*Task objective:* Copy out all lines carrying the word "JSON".

[Collected data entries]
──────
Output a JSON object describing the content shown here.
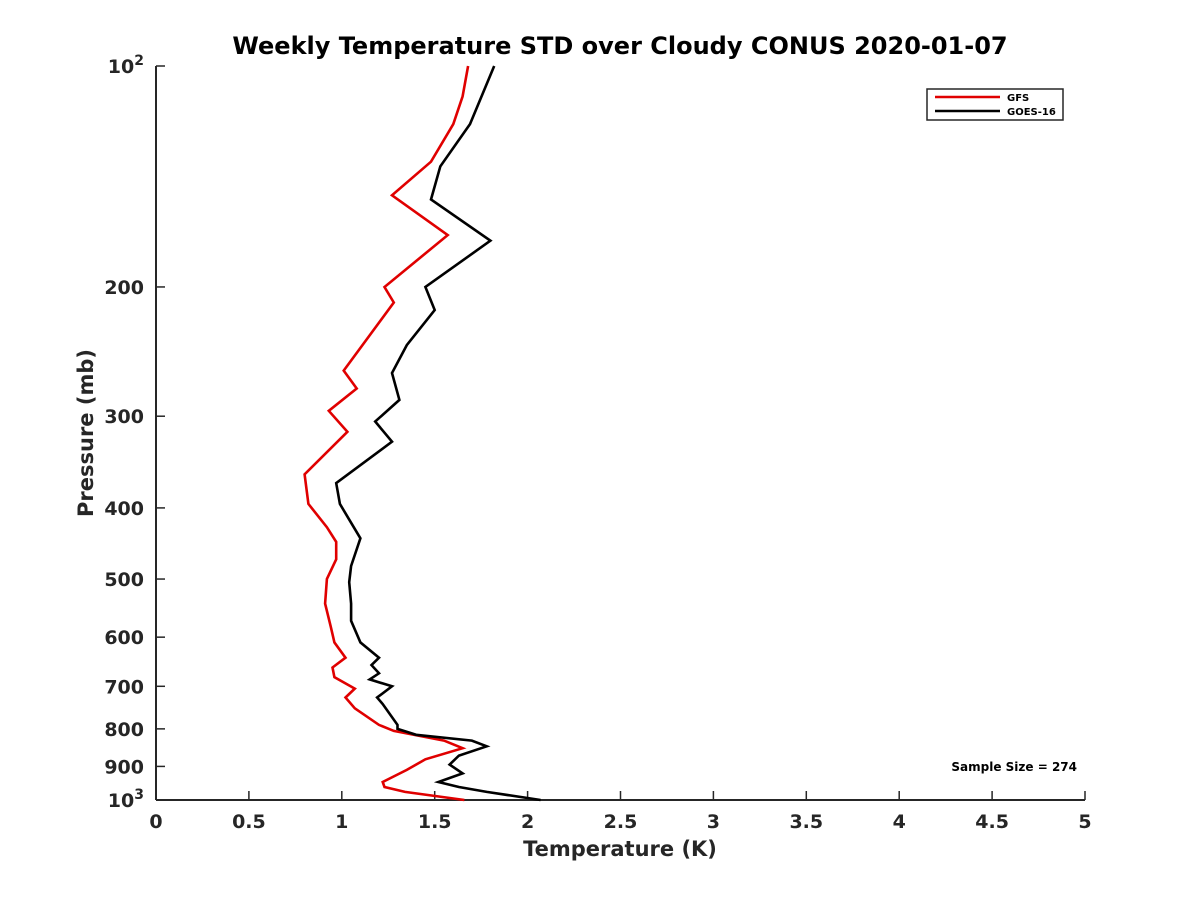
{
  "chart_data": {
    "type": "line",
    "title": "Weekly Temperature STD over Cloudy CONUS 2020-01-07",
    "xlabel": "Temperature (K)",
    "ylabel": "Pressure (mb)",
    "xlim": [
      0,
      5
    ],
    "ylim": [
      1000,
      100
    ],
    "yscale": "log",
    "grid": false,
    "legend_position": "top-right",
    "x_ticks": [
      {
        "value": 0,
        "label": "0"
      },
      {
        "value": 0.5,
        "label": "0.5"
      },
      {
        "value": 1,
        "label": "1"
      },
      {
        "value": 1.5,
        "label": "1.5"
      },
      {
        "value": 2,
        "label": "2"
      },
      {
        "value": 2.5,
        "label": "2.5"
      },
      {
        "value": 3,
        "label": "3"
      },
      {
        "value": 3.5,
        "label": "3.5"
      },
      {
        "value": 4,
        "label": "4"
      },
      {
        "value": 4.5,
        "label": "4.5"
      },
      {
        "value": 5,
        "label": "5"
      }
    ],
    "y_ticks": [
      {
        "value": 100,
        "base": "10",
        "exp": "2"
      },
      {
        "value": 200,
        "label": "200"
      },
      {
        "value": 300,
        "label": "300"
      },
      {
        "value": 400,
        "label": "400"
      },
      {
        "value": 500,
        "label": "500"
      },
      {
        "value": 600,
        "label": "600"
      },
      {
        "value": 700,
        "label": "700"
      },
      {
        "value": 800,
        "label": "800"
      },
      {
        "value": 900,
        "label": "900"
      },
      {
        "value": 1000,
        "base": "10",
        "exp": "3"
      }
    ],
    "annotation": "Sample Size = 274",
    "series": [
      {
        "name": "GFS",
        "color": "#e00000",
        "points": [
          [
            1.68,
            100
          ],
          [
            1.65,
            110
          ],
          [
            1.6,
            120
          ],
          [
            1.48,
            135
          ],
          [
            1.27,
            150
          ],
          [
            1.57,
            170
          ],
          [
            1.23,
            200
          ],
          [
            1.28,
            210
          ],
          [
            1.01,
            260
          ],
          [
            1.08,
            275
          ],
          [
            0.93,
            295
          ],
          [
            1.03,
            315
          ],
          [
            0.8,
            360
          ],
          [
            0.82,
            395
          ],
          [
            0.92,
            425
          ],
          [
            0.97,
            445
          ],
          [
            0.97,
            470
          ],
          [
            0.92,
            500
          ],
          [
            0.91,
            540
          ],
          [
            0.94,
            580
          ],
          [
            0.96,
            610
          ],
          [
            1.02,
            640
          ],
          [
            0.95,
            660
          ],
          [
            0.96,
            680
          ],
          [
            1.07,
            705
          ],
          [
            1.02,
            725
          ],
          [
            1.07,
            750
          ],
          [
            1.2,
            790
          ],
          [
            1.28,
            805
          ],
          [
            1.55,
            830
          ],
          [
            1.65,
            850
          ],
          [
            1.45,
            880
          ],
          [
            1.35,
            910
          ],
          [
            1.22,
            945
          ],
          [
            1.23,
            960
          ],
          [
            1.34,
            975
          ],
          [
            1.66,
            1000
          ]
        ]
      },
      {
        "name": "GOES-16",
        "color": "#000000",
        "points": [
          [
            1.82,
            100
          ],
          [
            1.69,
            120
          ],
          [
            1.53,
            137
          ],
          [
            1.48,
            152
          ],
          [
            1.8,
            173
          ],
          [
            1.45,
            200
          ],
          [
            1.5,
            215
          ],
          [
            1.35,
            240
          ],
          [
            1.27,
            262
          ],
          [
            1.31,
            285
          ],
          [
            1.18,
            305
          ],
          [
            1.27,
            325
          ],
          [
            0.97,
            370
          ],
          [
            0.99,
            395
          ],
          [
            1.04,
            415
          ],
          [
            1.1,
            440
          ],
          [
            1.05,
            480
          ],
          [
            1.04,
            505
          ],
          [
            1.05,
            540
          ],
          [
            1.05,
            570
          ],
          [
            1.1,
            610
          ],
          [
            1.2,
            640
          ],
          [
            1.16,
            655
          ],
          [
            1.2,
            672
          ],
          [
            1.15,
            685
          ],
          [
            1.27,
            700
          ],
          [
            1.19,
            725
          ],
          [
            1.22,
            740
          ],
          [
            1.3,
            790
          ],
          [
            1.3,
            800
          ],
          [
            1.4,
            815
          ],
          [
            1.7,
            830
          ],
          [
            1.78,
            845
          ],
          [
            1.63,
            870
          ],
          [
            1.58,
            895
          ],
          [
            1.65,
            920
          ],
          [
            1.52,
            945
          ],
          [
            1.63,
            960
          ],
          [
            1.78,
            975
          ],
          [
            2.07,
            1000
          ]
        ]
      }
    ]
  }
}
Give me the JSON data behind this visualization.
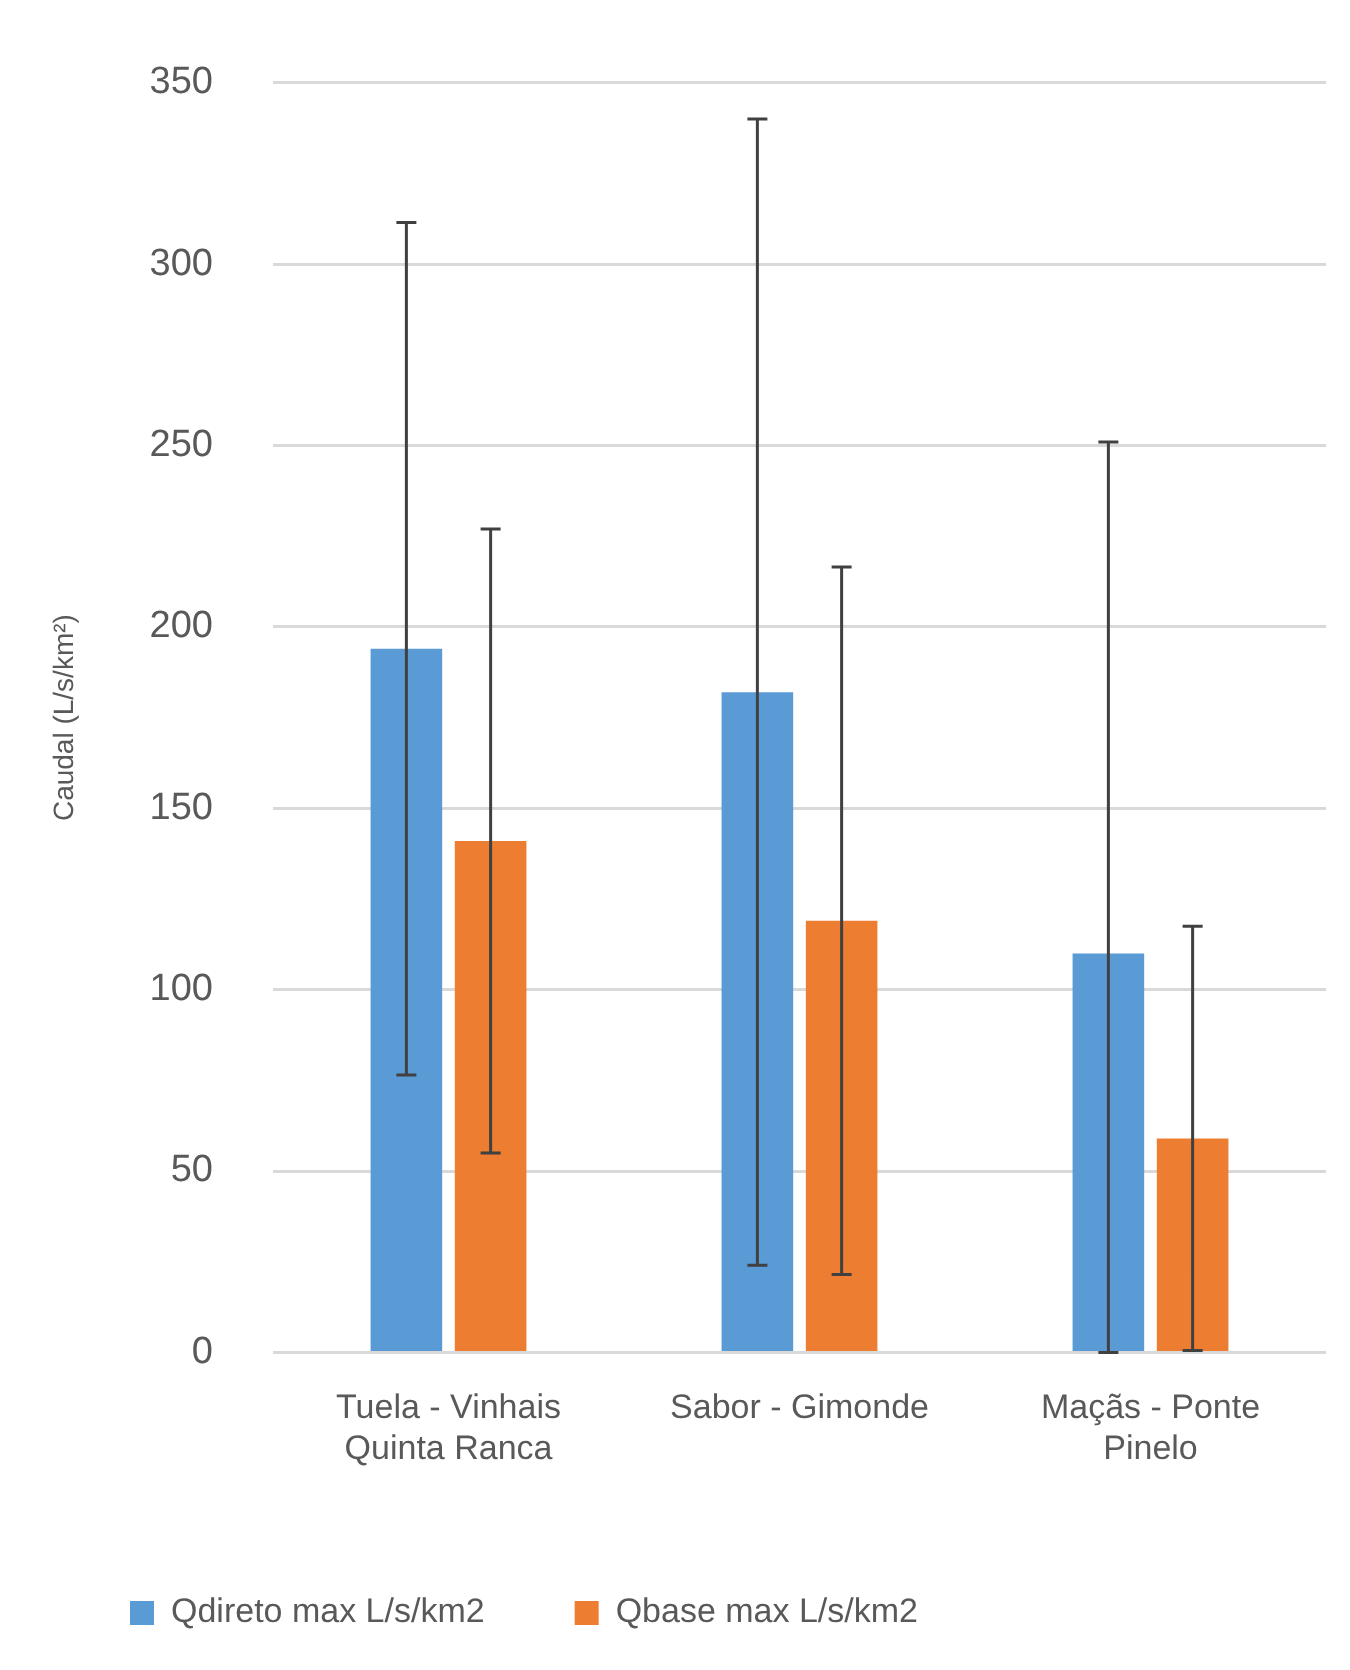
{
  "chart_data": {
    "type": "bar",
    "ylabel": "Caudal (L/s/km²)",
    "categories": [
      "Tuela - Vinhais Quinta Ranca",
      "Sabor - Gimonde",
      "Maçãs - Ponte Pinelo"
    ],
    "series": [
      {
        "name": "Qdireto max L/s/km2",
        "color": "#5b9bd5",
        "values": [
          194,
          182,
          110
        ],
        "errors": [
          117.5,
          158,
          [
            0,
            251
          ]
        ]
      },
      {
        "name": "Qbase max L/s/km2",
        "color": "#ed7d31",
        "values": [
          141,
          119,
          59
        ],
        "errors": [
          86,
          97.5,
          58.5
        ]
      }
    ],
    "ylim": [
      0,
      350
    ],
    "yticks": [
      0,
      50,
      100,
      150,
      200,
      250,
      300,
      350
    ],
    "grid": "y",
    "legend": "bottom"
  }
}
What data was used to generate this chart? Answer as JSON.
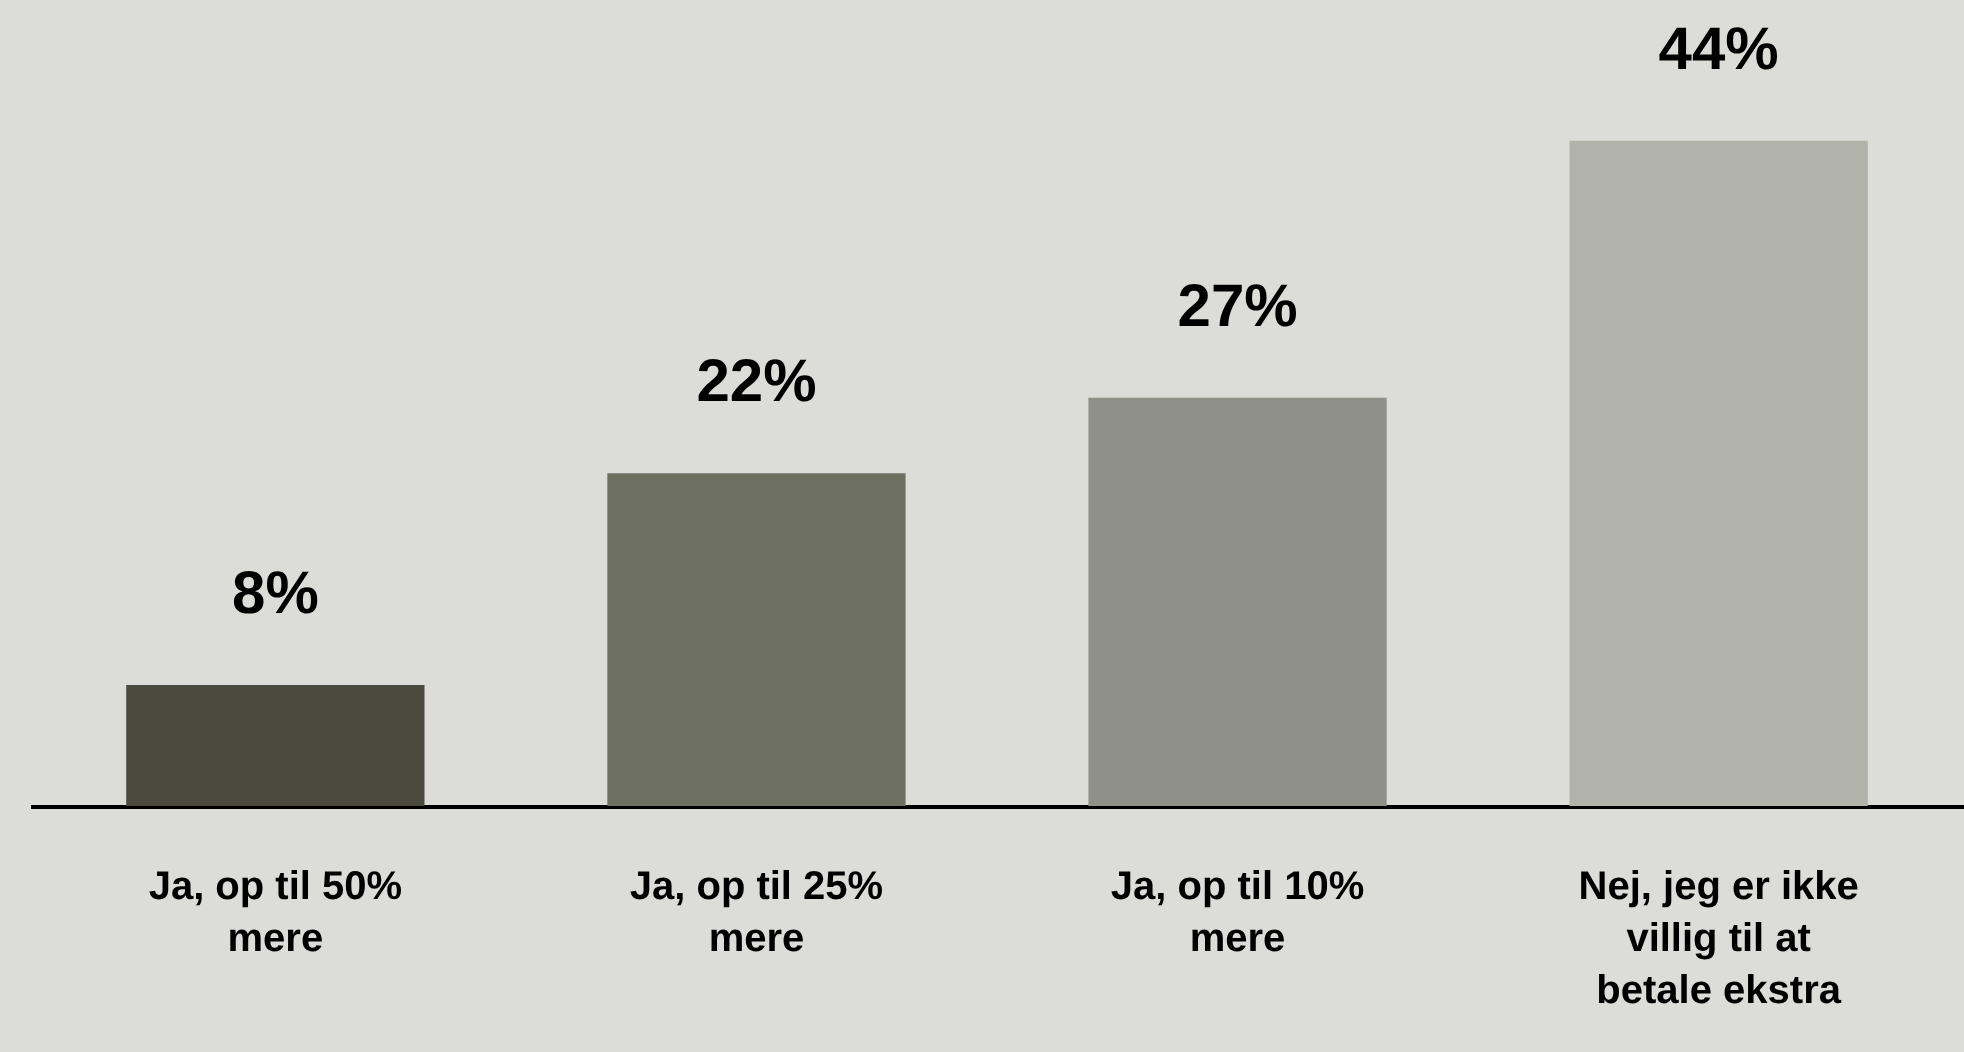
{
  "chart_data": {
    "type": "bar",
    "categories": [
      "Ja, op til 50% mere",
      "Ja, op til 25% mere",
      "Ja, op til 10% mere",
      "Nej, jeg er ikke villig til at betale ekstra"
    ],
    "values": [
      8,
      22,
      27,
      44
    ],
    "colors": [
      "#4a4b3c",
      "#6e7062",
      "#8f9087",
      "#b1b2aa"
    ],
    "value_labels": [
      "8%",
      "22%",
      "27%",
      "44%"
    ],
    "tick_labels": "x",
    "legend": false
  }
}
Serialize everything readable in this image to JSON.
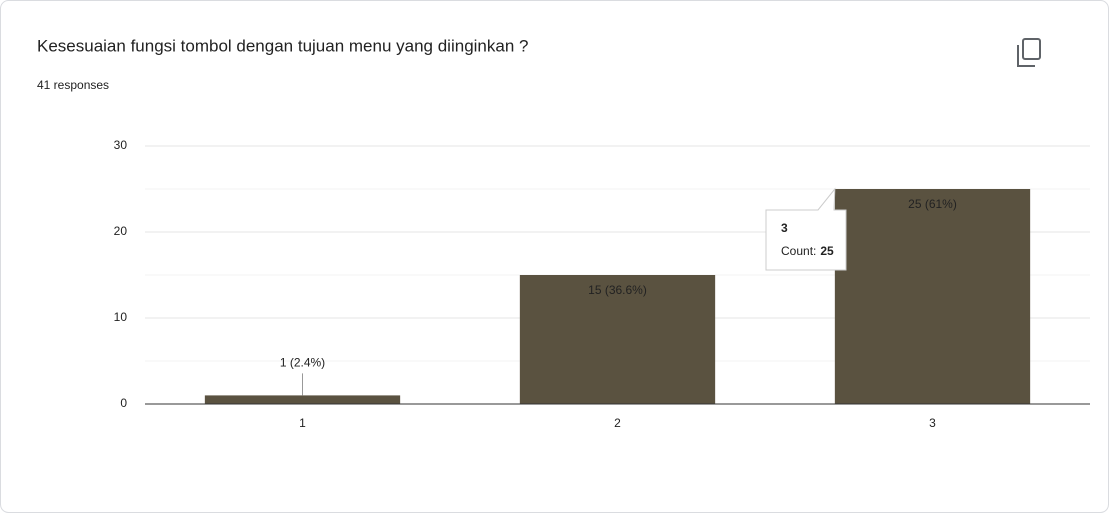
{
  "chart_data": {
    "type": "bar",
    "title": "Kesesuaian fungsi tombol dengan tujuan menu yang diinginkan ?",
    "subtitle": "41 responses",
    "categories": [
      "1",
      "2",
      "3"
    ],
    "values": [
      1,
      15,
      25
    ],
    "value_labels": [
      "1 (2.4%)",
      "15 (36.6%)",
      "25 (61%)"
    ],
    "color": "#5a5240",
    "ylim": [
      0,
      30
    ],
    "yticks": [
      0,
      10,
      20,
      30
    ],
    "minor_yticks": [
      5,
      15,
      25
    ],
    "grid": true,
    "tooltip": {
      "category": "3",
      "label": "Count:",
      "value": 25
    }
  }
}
──────
*Answer to the task:*
Output a JSON object describing the content shown here.
Give me the JSON data behind this visualization.
What data was used to generate this chart? Answer as JSON.
Serialize everything readable in this image to JSON.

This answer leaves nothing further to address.